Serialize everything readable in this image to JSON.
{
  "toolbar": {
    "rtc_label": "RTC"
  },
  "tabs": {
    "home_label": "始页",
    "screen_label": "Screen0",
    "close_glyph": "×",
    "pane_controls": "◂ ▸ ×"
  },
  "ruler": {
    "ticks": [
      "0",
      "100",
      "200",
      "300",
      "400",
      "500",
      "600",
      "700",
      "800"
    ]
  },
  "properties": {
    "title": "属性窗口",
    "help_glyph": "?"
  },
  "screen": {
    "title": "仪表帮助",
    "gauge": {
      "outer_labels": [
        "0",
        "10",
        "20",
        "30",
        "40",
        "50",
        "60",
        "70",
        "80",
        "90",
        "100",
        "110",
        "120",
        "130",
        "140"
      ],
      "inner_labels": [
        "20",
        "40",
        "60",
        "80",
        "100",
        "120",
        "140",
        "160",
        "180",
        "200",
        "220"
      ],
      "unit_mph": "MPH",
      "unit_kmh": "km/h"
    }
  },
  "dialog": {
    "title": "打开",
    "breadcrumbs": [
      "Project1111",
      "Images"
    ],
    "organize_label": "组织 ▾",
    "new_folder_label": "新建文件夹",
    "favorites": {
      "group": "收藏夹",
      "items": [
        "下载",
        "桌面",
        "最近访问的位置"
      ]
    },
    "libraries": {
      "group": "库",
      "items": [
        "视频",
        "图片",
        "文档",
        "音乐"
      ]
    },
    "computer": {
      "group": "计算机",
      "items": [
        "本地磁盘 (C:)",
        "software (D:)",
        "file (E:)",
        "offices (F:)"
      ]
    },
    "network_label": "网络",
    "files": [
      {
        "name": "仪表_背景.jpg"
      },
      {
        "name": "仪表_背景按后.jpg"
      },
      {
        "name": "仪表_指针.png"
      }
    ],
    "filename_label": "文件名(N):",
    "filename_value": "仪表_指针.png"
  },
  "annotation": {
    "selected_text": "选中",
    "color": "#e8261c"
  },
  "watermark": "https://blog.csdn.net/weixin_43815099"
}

--------

• THE TASK
Return all the data above once more, precisely as given.

• WRITTEN ANSWER
Serialize everything readable in this image to JSON.
{
  "toolbar": {
    "rtc_label": "RTC"
  },
  "tabs": {
    "home_label": "始页",
    "screen_label": "Screen0",
    "close_glyph": "×",
    "pane_controls": "◂ ▸ ×"
  },
  "ruler": {
    "ticks": [
      "0",
      "100",
      "200",
      "300",
      "400",
      "500",
      "600",
      "700",
      "800"
    ]
  },
  "properties": {
    "title": "属性窗口",
    "help_glyph": "?"
  },
  "screen": {
    "title": "仪表帮助",
    "gauge": {
      "outer_labels": [
        "0",
        "10",
        "20",
        "30",
        "40",
        "50",
        "60",
        "70",
        "80",
        "90",
        "100",
        "110",
        "120",
        "130",
        "140"
      ],
      "inner_labels": [
        "20",
        "40",
        "60",
        "80",
        "100",
        "120",
        "140",
        "160",
        "180",
        "200",
        "220"
      ],
      "unit_mph": "MPH",
      "unit_kmh": "km/h"
    }
  },
  "dialog": {
    "title": "打开",
    "breadcrumbs": [
      "Project1111",
      "Images"
    ],
    "organize_label": "组织 ▾",
    "new_folder_label": "新建文件夹",
    "favorites": {
      "group": "收藏夹",
      "items": [
        "下载",
        "桌面",
        "最近访问的位置"
      ]
    },
    "libraries": {
      "group": "库",
      "items": [
        "视频",
        "图片",
        "文档",
        "音乐"
      ]
    },
    "computer": {
      "group": "计算机",
      "items": [
        "本地磁盘 (C:)",
        "software (D:)",
        "file (E:)",
        "offices (F:)"
      ]
    },
    "network_label": "网络",
    "files": [
      {
        "name": "仪表_背景.jpg"
      },
      {
        "name": "仪表_背景按后.jpg"
      },
      {
        "name": "仪表_指针.png"
      }
    ],
    "filename_label": "文件名(N):",
    "filename_value": "仪表_指针.png"
  },
  "annotation": {
    "selected_text": "选中",
    "color": "#e8261c"
  },
  "watermark": "https://blog.csdn.net/weixin_43815099"
}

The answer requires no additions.